STORED DATA:
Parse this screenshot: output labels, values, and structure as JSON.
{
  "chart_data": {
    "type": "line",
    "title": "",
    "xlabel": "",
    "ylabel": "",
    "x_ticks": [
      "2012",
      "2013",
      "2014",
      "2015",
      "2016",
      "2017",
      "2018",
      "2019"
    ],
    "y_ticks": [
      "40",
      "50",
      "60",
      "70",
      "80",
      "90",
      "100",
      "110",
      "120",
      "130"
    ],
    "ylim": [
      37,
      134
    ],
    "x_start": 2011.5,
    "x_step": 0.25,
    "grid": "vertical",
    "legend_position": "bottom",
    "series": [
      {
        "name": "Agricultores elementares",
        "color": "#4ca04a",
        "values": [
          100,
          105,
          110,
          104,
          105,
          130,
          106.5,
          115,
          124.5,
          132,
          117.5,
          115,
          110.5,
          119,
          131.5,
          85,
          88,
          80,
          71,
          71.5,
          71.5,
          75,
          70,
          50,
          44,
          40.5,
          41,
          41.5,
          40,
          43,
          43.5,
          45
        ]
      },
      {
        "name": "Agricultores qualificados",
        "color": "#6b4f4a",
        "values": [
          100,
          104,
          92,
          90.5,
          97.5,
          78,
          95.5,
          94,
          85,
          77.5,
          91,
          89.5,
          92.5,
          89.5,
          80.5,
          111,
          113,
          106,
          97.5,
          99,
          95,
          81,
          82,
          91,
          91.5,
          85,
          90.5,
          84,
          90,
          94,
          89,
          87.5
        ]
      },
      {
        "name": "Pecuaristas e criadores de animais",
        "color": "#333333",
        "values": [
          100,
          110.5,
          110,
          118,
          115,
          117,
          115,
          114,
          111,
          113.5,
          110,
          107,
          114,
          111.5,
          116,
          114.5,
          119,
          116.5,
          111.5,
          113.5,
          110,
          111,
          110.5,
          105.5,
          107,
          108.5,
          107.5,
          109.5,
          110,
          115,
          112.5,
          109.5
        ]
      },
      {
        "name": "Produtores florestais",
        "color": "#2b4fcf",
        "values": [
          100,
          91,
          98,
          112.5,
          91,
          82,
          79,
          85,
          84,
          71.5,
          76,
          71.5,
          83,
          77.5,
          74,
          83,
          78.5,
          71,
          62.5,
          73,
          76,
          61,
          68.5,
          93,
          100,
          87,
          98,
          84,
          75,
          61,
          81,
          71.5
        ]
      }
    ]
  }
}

AIM: From the entries above, pull out each line that includes "Agricultores".

ANSWER FOR THE TASK:
        "name": "Agricultores elementares",
        "name": "Agricultores qualificados",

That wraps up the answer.